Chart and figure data
+-------+
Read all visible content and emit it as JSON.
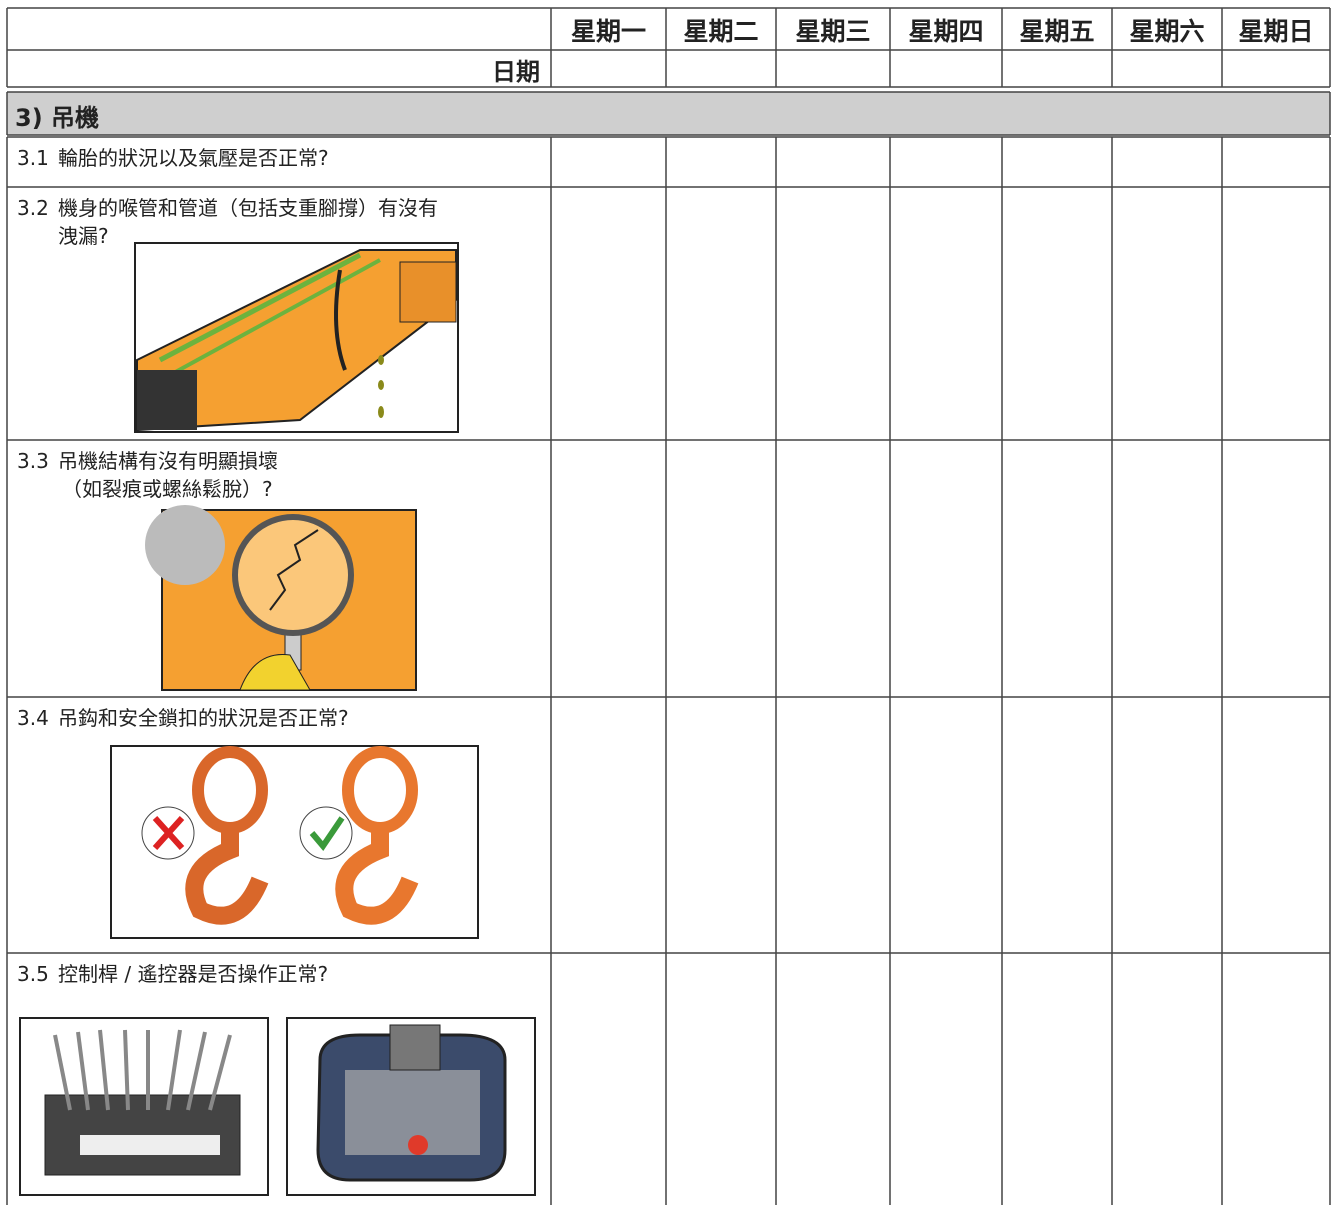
{
  "header": {
    "days": [
      "星期一",
      "星期二",
      "星期三",
      "星期四",
      "星期五",
      "星期六",
      "星期日"
    ],
    "date_label": "日期"
  },
  "section": {
    "title": "3) 吊機"
  },
  "items": [
    {
      "number": "3.1",
      "lines": [
        "輪胎的狀況以及氣壓是否正常?"
      ]
    },
    {
      "number": "3.2",
      "lines": [
        "機身的喉管和管道（包括支重腳撐）有沒有",
        "洩漏?"
      ]
    },
    {
      "number": "3.3",
      "lines": [
        "吊機結構有沒有明顯損壞",
        "（如裂痕或螺絲鬆脫）?"
      ]
    },
    {
      "number": "3.4",
      "lines": [
        "吊鈎和安全鎖扣的狀況是否正常?"
      ]
    },
    {
      "number": "3.5",
      "lines": [
        "控制桿 / 遙控器是否操作正常?"
      ]
    }
  ]
}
+-------+
§ Exercise aim:
Isolate the lines above that contain the word "number" and copy them.

§ Finished task:
      "number": "3.1",
      "number": "3.2",
      "number": "3.3",
      "number": "3.4",
      "number": "3.5",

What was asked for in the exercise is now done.